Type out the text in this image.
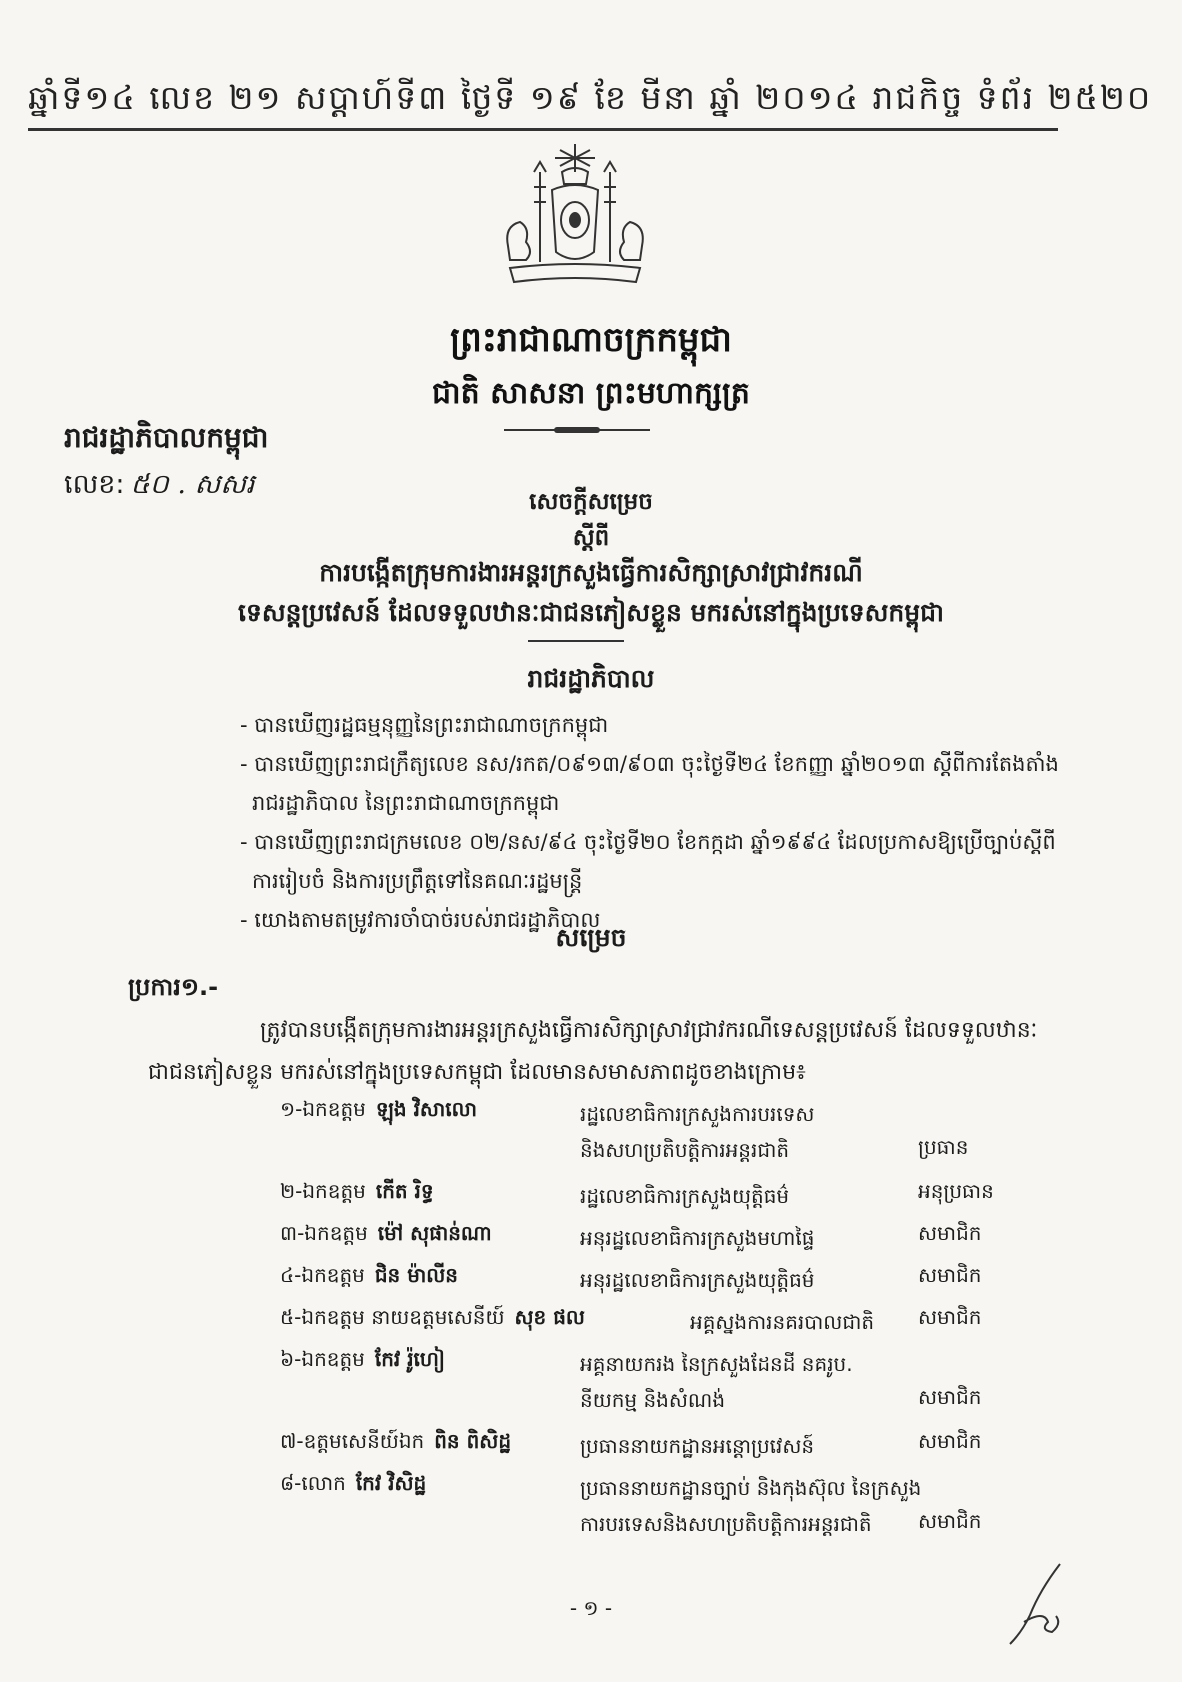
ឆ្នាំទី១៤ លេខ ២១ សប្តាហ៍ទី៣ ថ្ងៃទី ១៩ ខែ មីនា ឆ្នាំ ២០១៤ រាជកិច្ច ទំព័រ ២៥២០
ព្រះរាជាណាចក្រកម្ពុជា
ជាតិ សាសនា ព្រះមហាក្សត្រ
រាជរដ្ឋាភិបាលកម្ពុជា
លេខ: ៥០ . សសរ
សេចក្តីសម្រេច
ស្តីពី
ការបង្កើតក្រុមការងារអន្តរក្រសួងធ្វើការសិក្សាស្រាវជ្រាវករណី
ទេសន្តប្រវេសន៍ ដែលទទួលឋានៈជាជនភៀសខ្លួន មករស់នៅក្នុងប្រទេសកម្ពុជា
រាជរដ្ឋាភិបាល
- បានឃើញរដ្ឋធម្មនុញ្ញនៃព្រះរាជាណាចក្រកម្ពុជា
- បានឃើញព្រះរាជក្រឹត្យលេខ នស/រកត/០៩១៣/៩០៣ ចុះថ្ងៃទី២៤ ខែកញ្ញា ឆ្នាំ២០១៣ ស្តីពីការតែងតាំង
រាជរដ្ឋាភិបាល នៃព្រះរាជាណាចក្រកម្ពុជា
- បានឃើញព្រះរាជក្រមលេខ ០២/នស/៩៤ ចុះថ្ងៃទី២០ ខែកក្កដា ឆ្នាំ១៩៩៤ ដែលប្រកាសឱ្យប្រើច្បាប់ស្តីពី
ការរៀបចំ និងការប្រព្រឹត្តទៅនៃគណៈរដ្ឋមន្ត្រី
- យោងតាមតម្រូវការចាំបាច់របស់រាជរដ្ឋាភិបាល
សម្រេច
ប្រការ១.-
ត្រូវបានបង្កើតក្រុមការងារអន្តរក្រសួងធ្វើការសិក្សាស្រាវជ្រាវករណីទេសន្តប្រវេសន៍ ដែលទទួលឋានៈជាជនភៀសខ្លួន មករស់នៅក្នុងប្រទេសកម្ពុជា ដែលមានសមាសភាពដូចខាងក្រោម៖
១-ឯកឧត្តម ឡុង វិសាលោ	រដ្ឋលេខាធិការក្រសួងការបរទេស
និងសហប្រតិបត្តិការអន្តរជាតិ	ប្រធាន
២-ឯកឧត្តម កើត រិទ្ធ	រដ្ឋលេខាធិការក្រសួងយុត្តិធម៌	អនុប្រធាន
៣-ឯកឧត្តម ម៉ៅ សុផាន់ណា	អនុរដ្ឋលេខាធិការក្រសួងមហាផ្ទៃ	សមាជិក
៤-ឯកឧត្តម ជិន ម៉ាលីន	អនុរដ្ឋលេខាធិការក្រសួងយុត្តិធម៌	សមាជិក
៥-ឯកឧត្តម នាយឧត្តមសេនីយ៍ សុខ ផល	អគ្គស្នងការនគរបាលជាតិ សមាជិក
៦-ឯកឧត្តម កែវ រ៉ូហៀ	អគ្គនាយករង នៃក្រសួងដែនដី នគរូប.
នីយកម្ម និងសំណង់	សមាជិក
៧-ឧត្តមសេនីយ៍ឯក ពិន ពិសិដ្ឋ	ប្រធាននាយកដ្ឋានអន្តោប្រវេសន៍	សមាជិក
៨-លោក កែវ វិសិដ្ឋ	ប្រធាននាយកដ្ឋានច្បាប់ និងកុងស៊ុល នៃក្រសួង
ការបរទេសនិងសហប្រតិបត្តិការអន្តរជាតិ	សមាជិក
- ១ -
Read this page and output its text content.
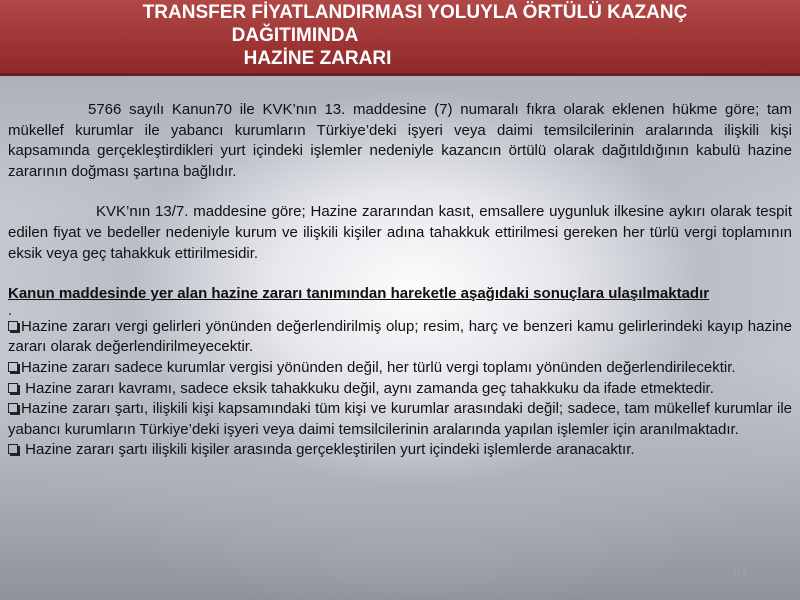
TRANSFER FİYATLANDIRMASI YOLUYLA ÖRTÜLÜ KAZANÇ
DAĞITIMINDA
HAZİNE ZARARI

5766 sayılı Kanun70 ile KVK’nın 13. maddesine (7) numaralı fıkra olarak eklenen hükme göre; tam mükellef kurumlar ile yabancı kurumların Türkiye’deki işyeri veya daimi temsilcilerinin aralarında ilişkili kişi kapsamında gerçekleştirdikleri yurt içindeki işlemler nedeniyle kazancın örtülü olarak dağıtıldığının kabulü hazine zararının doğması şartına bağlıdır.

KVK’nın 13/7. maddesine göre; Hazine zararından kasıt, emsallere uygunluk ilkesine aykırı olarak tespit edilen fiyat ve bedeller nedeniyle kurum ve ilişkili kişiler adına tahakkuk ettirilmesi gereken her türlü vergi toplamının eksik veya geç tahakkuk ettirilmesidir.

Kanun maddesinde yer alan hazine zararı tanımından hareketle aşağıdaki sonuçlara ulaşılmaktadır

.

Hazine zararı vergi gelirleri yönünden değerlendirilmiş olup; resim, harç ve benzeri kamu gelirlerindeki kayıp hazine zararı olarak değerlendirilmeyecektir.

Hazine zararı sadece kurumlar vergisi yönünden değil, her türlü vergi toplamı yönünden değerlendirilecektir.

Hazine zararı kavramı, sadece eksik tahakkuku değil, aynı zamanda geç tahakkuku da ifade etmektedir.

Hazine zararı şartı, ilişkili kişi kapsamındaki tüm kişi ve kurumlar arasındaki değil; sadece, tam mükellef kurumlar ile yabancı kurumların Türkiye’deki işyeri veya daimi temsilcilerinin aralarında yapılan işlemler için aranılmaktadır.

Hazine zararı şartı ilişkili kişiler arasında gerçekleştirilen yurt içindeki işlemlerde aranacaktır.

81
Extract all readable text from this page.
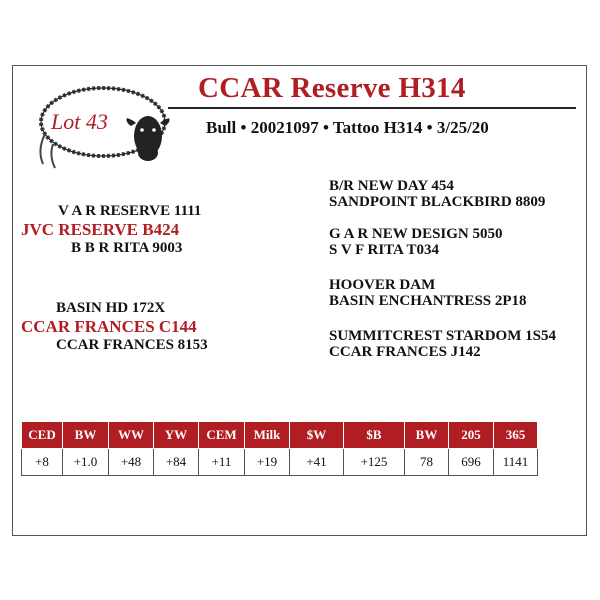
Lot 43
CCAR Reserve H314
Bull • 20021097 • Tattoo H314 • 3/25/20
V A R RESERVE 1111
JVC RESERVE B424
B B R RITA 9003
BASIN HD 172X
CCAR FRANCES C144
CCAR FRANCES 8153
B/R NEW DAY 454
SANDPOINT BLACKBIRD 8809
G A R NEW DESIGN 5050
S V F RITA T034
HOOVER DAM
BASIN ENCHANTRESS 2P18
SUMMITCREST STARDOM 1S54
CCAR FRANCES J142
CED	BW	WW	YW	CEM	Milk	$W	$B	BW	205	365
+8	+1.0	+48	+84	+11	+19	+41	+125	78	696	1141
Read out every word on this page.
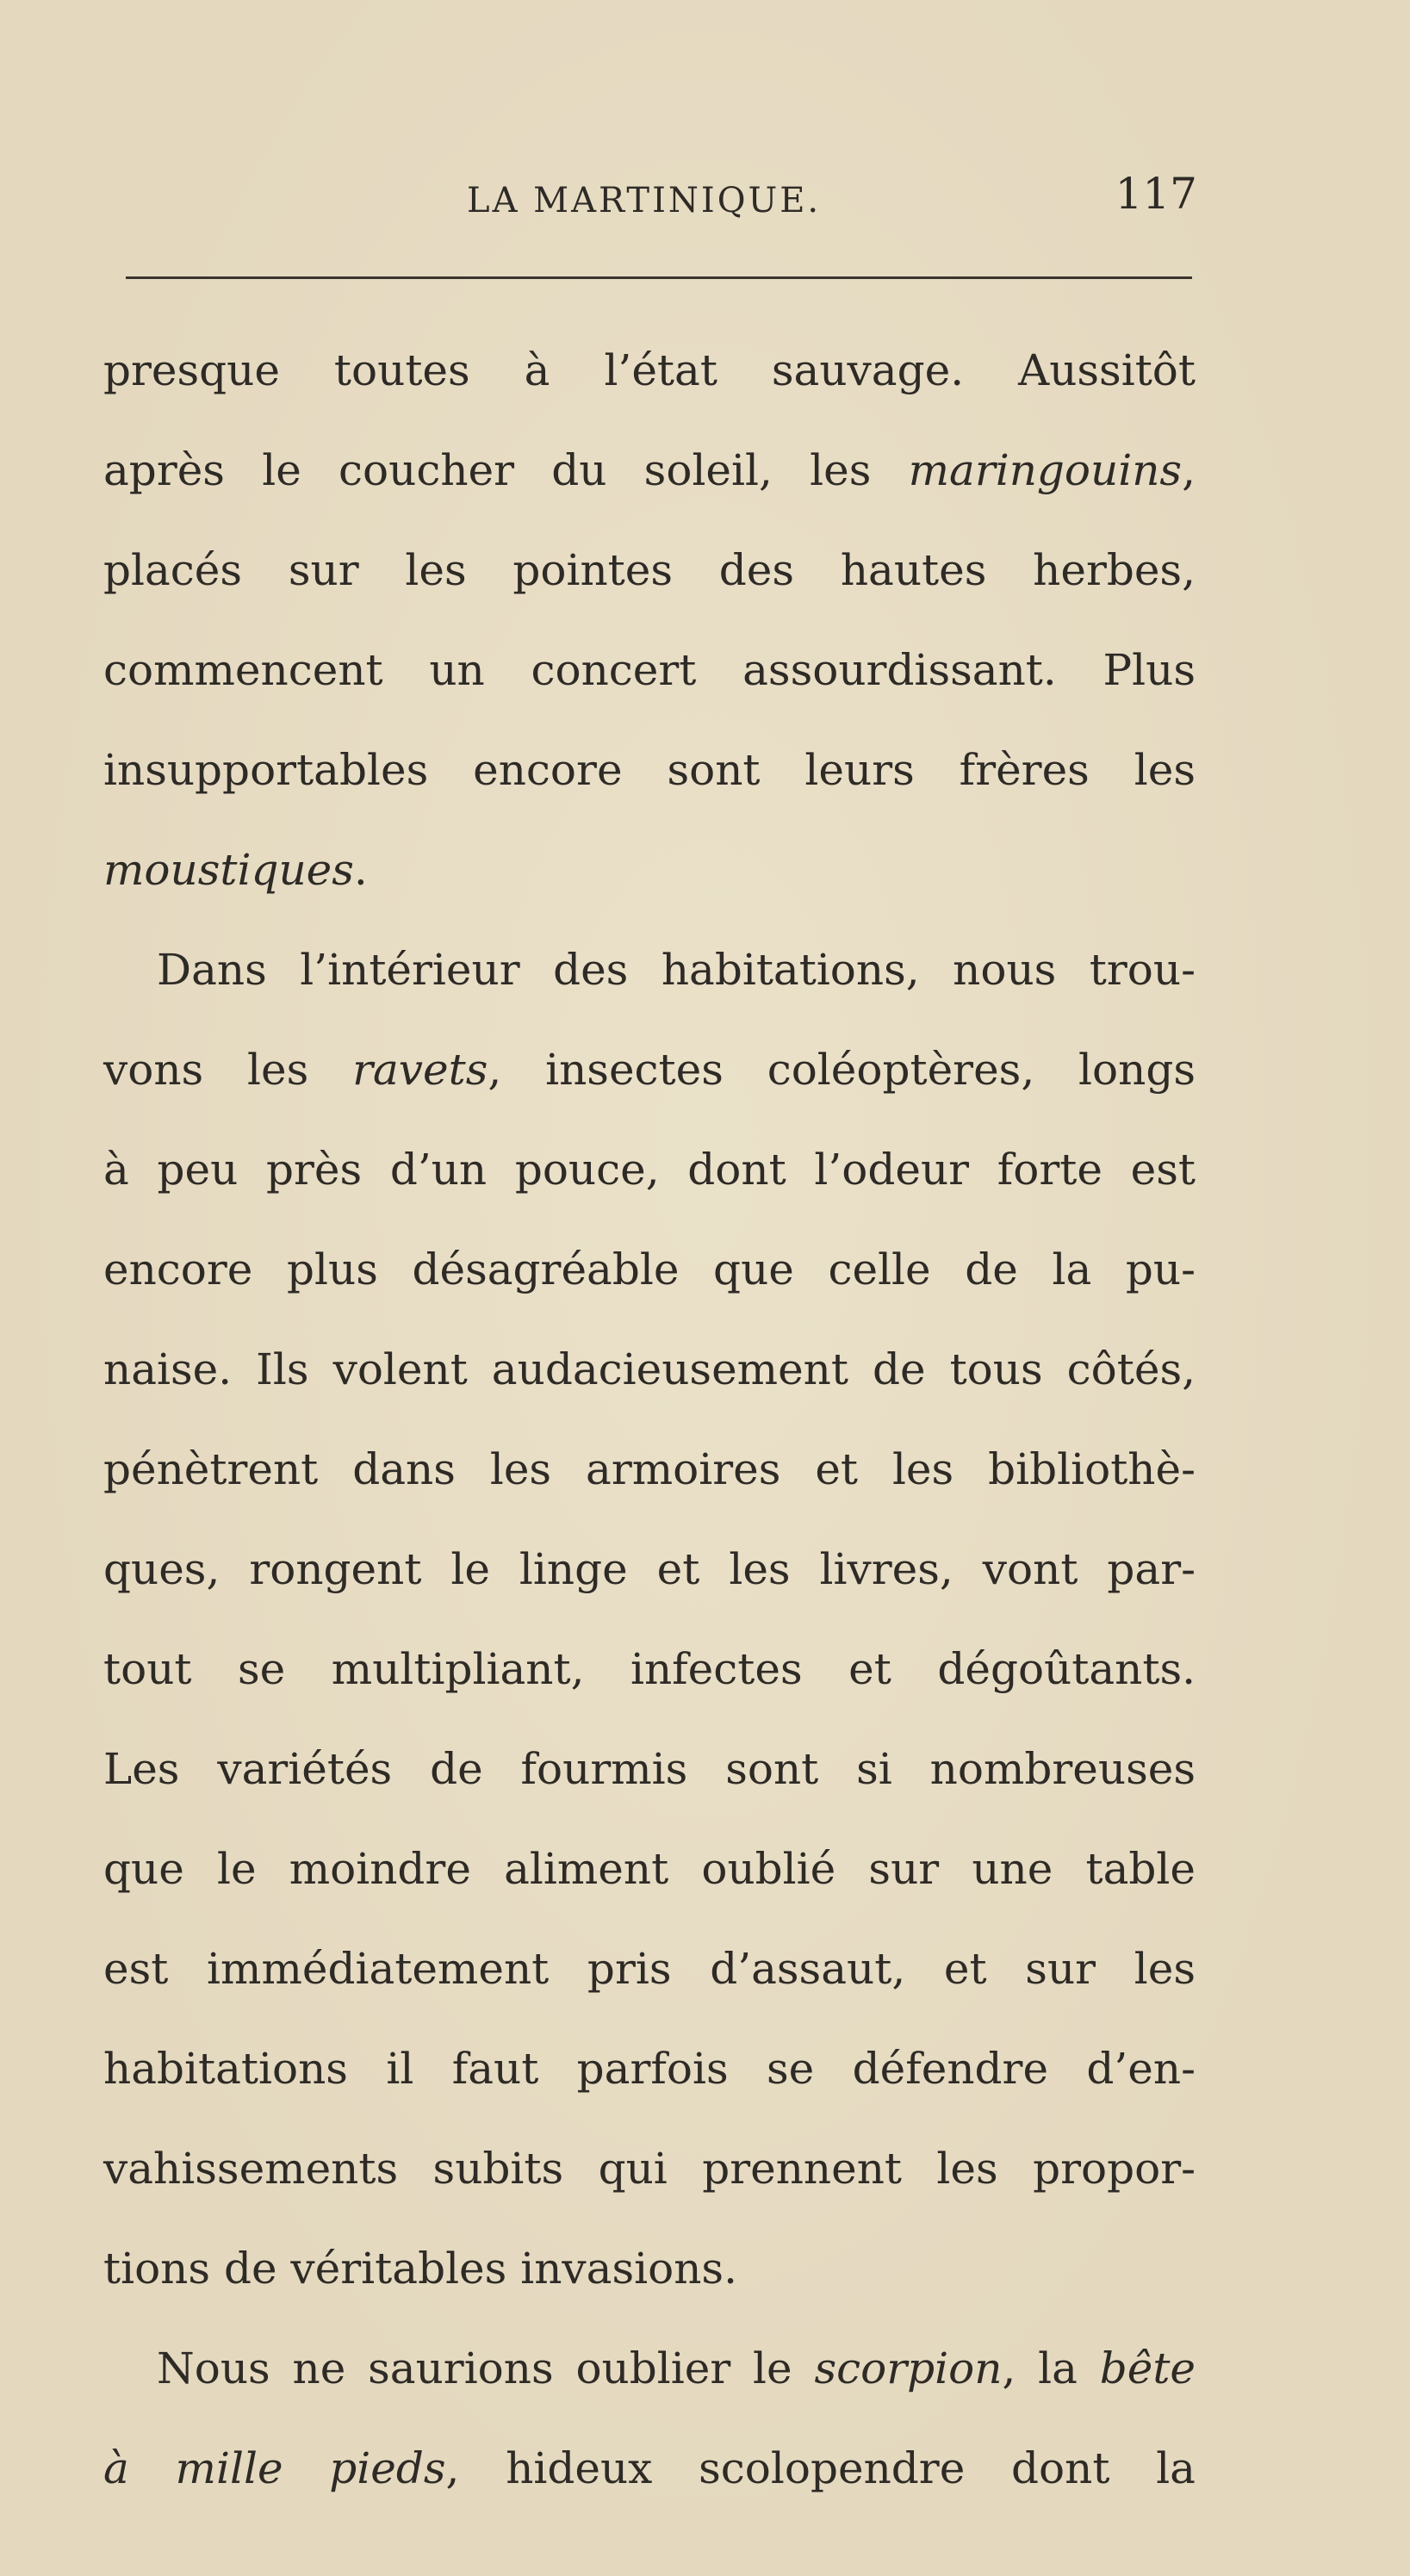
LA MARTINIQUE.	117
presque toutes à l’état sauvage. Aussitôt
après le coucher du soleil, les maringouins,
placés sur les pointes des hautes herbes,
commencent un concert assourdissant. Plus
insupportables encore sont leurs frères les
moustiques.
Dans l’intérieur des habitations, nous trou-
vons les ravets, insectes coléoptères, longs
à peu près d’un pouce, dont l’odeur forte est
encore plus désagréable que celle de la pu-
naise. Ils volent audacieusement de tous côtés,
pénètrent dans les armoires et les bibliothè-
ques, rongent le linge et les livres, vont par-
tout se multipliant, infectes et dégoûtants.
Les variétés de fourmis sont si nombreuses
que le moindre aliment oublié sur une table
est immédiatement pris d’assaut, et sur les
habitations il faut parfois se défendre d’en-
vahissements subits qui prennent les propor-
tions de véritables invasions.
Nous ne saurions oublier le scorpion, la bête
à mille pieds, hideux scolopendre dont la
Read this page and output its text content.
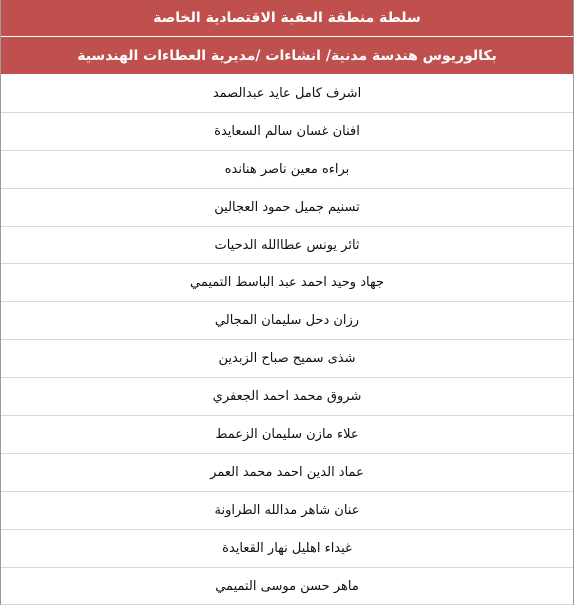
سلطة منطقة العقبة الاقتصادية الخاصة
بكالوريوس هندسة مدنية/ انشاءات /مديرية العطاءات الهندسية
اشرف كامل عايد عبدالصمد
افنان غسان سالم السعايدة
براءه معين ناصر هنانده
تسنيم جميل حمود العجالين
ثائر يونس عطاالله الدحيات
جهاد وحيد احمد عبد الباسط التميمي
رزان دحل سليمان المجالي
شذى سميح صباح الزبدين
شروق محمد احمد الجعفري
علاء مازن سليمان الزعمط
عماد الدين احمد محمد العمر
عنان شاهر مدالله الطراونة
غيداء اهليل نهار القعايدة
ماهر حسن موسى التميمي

========================================================================

What you should do:
Each line that holds the string "FRANCES" counts once; give the total and nothing else.

Full response:
3